*Aim of the exercise:*
Scan the records for the string "they", then copy each line that has it.

Figure record extracts:

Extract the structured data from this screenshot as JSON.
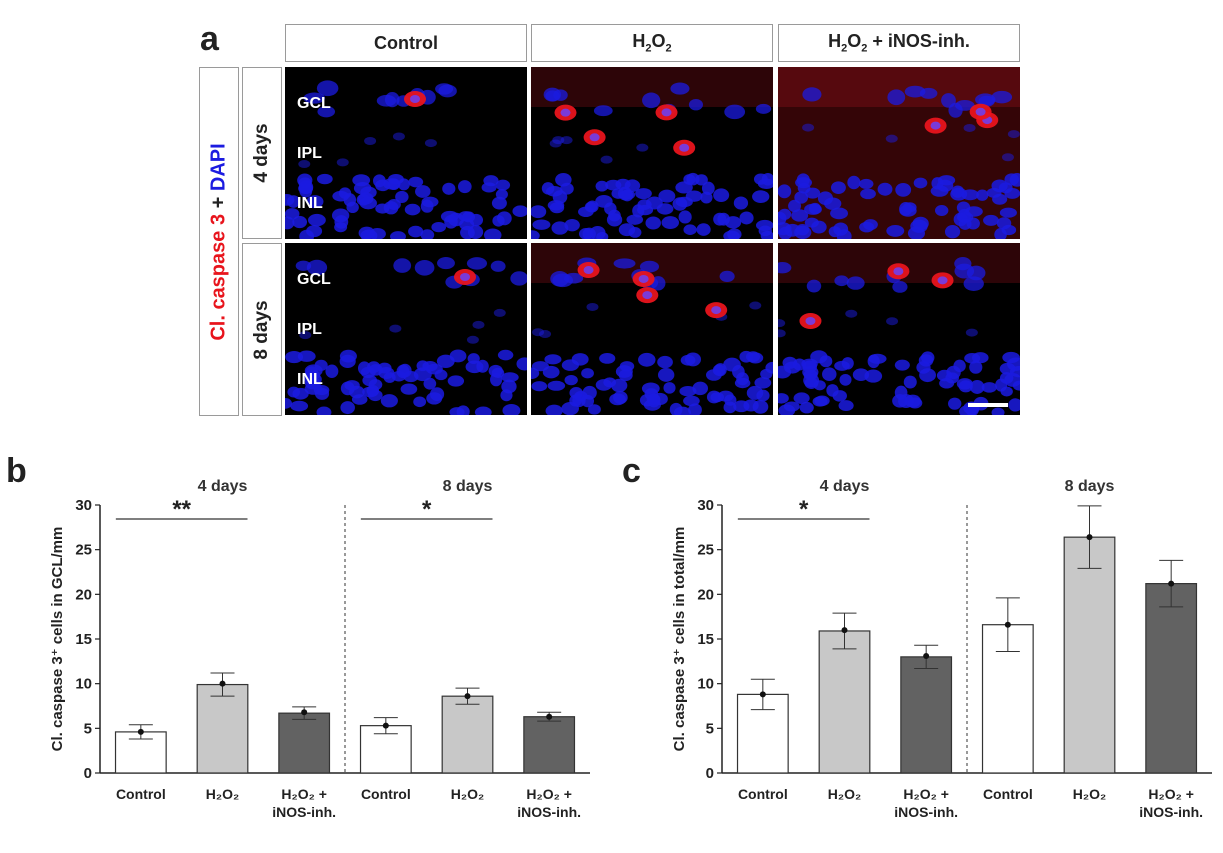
{
  "panel_a": {
    "letter": "a",
    "columns": [
      {
        "label_parts": [
          "Control"
        ]
      },
      {
        "label_parts": [
          "H",
          "2",
          "O",
          "2",
          ""
        ]
      },
      {
        "label_parts": [
          "H",
          "2",
          "O",
          "2",
          " + iNOS-inh."
        ]
      }
    ],
    "row_title": {
      "red": "Cl. caspase 3",
      "plus": " + ",
      "blue": "DAPI"
    },
    "rows": [
      "4 days",
      "8 days"
    ],
    "layer_labels": [
      "GCL",
      "IPL",
      "INL"
    ],
    "colors": {
      "red": "#e8141c",
      "blue": "#1b1be0"
    }
  },
  "chart_data": [
    {
      "type": "bar",
      "panel": "b",
      "ylabel": "Cl. caspase 3⁺ cells in GCL/mm",
      "ylim": [
        0,
        30
      ],
      "yticks": [
        "0",
        "5",
        "10",
        "15",
        "20",
        "25",
        "30"
      ],
      "groups": [
        {
          "title": "4 days",
          "categories": [
            "Control",
            "H₂O₂",
            "H₂O₂ + iNOS-inh."
          ],
          "values": [
            4.6,
            9.9,
            6.7
          ],
          "errors": [
            0.8,
            1.3,
            0.7
          ],
          "points": [
            4.6,
            10.0,
            6.8
          ],
          "significance": [
            {
              "from": 0,
              "to": 1,
              "label": "**"
            }
          ]
        },
        {
          "title": "8 days",
          "categories": [
            "Control",
            "H₂O₂",
            "H₂O₂ + iNOS-inh."
          ],
          "values": [
            5.3,
            8.6,
            6.3
          ],
          "errors": [
            0.9,
            0.9,
            0.5
          ],
          "points": [
            5.3,
            8.6,
            6.3
          ],
          "significance": [
            {
              "from": 0,
              "to": 1,
              "label": "*"
            }
          ]
        }
      ],
      "bar_colors": [
        "#ffffff",
        "#c8c8c8",
        "#626262"
      ]
    },
    {
      "type": "bar",
      "panel": "c",
      "ylabel": "Cl. caspase 3⁺ cells in total/mm",
      "ylim": [
        0,
        30
      ],
      "yticks": [
        "0",
        "5",
        "10",
        "15",
        "20",
        "25",
        "30"
      ],
      "groups": [
        {
          "title": "4 days",
          "categories": [
            "Control",
            "H₂O₂",
            "H₂O₂ + iNOS-inh."
          ],
          "values": [
            8.8,
            15.9,
            13.0
          ],
          "errors": [
            1.7,
            2.0,
            1.3
          ],
          "points": [
            8.8,
            16.0,
            13.1
          ],
          "significance": [
            {
              "from": 0,
              "to": 1,
              "label": "*"
            }
          ]
        },
        {
          "title": "8 days",
          "categories": [
            "Control",
            "H₂O₂",
            "H₂O₂ + iNOS-inh."
          ],
          "values": [
            16.6,
            26.4,
            21.2
          ],
          "errors": [
            3.0,
            3.5,
            2.6
          ],
          "points": [
            16.6,
            26.4,
            21.2
          ],
          "significance": []
        }
      ],
      "bar_colors": [
        "#ffffff",
        "#c8c8c8",
        "#626262"
      ]
    }
  ]
}
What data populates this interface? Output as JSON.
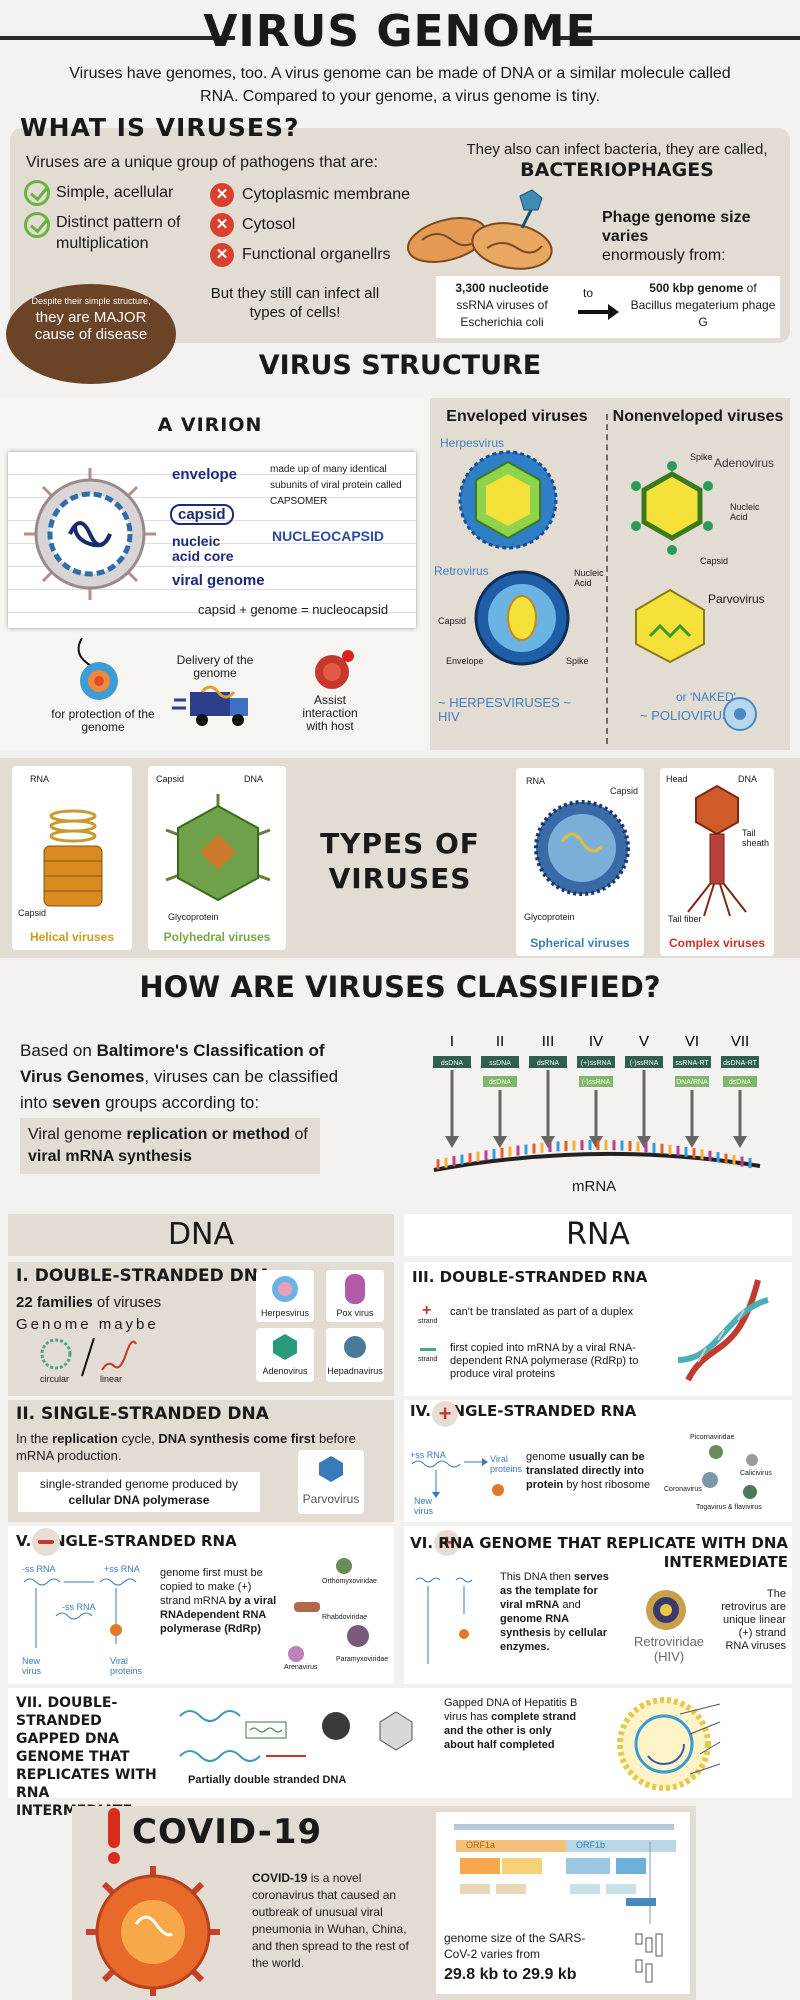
{
  "header": {
    "title": "VIRUS GENOME",
    "intro": "Viruses have genomes, too. A virus genome can be made of DNA or a similar molecule called RNA. Compared to your genome, a virus genome is tiny."
  },
  "what": {
    "title": "WHAT IS VIRUSES?",
    "lead": "Viruses are a unique group of pathogens that are:",
    "are": [
      "Simple, acellular",
      "Distinct pattern of multiplication"
    ],
    "not": [
      "Cytoplasmic membrane",
      "Cytosol",
      "Functional organellrs"
    ],
    "bubble_small": "Despite their simple structure,",
    "bubble_big": "they are MAJOR cause of disease",
    "infect": "But they still can infect all types of cells!",
    "bact_a": "They also can infect bacteria, they are called,",
    "bact_b": "BACTERIOPHAGES",
    "phage_title": "Phage genome size varies",
    "phage_sub": "enormously from:",
    "from_bold": "3,300 nucleotide",
    "from_rest": "ssRNA viruses of Escherichia coli",
    "to": "to",
    "to_bold": "500 kbp genome",
    "to_rest": "of Bacillus megaterium phage G"
  },
  "structure": {
    "title": "VIRUS STRUCTURE",
    "virion": "A VIRION",
    "labels": {
      "envelope": "envelope",
      "capsid": "capsid",
      "nucleic": "nucleic acid core",
      "viral": "viral genome",
      "nucleocapsid": "NUCLEOCAPSID",
      "note": "made up of many identical subunits of viral protein called CAPSOMER",
      "formula": "capsid + genome = nucleocapsid"
    },
    "functions": [
      "for protection of the genome",
      "Delivery of the genome",
      "Assist interaction with host"
    ],
    "env_title": "Enveloped viruses",
    "nonenv_title": "Nonenveloped viruses",
    "herpes": "Herpesvirus",
    "retro": "Retrovirus",
    "adeno": "Adenovirus",
    "parvo": "Parvovirus",
    "retro_parts": [
      "Nucleic Acid",
      "Capsid",
      "Envelope",
      "Spike"
    ],
    "adeno_parts": [
      "Spike",
      "Nucleic Acid",
      "Capsid"
    ],
    "env_examples": "~ HERPESVIRUSES ~ HIV",
    "naked": "or 'NAKED'",
    "polio": "~ POLIOVIRUS"
  },
  "types": {
    "title": "TYPES OF VIRUSES",
    "cards": [
      {
        "name": "Helical viruses",
        "color": "#d19a1f",
        "labels": [
          "RNA",
          "Capsid"
        ]
      },
      {
        "name": "Polyhedral viruses",
        "color": "#79a547",
        "labels": [
          "Capsid",
          "DNA",
          "Glycoprotein"
        ]
      },
      {
        "name": "Spherical viruses",
        "color": "#3d7fae",
        "labels": [
          "RNA",
          "Capsid",
          "Glycoprotein"
        ]
      },
      {
        "name": "Complex viruses",
        "color": "#c9342b",
        "labels": [
          "Head",
          "DNA",
          "Tail sheath",
          "Tail fiber"
        ]
      }
    ]
  },
  "classify": {
    "title": "HOW ARE VIRUSES CLASSIFIED?",
    "p1a": "Based on ",
    "p1b": "Baltimore's Classification of Virus Genomes",
    "p1c": ", viruses can be classified into ",
    "p1d": "seven",
    "p1e": " groups according to:",
    "box_a": "Viral genome ",
    "box_b": "replication or method",
    "box_c": " of ",
    "box_d": "viral mRNA synthesis",
    "roman": [
      "I",
      "II",
      "III",
      "IV",
      "V",
      "VI",
      "VII"
    ],
    "tags": [
      "dsDNA",
      "ssDNA",
      "dsRNA",
      "(+)ssRNA",
      "(-)ssRNA",
      "ssRNA-RT",
      "dsDNA-RT"
    ],
    "tags2": [
      "",
      "dsDNA",
      "",
      "(-)ssRNA",
      "",
      "DNA/RNA",
      "dsDNA"
    ],
    "mrna": "mRNA"
  },
  "dna_head": "DNA",
  "rna_head": "RNA",
  "g1": {
    "title": "I. DOUBLE-STRANDED DNA",
    "a": "22 families",
    "b": " of viruses",
    "c": "Genome maybe",
    "d": "circular",
    "e": "linear",
    "viruses": [
      "Herpesvirus",
      "Pox virus",
      "Adenovirus",
      "Hepadnavirus"
    ]
  },
  "g2": {
    "title": "II. SINGLE-STRANDED DNA",
    "a": "In the ",
    "b": "replication",
    "c": " cycle, ",
    "d": "DNA synthesis come first",
    "e": " before mRNA production.",
    "f": "single-stranded genome produced by",
    "g": "cellular DNA polymerase",
    "h": "Parvovirus"
  },
  "g3": {
    "title": "III. DOUBLE-STRANDED RNA",
    "a": "can't be translated as part of a duplex",
    "b": "first copied into mRNA by a viral RNA-dependent RNA polymerase (RdRp) to produce viral proteins",
    "strand": "strand"
  },
  "g4": {
    "title": "IV. SINGLE-STRANDED RNA",
    "a": "genome ",
    "b": "usually can be translated directly into protein",
    "c": " by host ribosome",
    "labels": [
      "+ss RNA",
      "Viral proteins",
      "New virus"
    ],
    "viruses": [
      "Picornaviridae",
      "Calicivirus",
      "Coronavirus",
      "Togavirus & flavivirus"
    ]
  },
  "g5": {
    "title": "V. SINGLE-STRANDED RNA",
    "a": "genome first must be copied to make (+) strand mRNA ",
    "b": "by a viral RNAdependent RNA polymerase (RdRp)",
    "labels": [
      "-ss RNA",
      "+ss RNA",
      "-ss RNA",
      "New virus",
      "Viral proteins"
    ],
    "viruses": [
      "Orthomyxoviridae",
      "Rhabdoviridae",
      "Arenavirus",
      "Paramyxoviridae"
    ]
  },
  "g6": {
    "title": "VI. RNA GENOME THAT REPLICATE WITH DNA INTERMEDIATE",
    "a": "This DNA then ",
    "b": "serves as the template for viral mRNA",
    "c": " and ",
    "d": "genome RNA synthesis",
    "e": " by ",
    "f": "cellular enzymes.",
    "g": "Retroviridae (HIV)",
    "h": "The retrovirus are unique linear (+) strand RNA viruses"
  },
  "g7": {
    "title": "VII. DOUBLE-STRANDED GAPPED DNA GENOME THAT REPLICATES WITH RNA INTERMEDIATE",
    "a": "Partially double stranded DNA",
    "b": "Gapped DNA of Hepatitis B virus has ",
    "c": "complete strand and the other is only about half completed"
  },
  "covid": {
    "title": "COVID-19",
    "a": "COVID-19",
    "b": " is a novel coronavirus that caused an outbreak of unusual viral pneumonia in Wuhan, China, and then spread to the rest of the world.",
    "c": "genome size of the SARS-CoV-2 varies from",
    "d": "29.8 kb to 29.9 kb",
    "orf1a": "ORF1a",
    "orf1b": "ORF1b"
  }
}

*The completed task:*
    "bubble_big": "they are MAJOR cause of disease",
    "infect": "But they still can infect all types of cells!",
    "bact_a": "They also can infect bacteria, they are called,",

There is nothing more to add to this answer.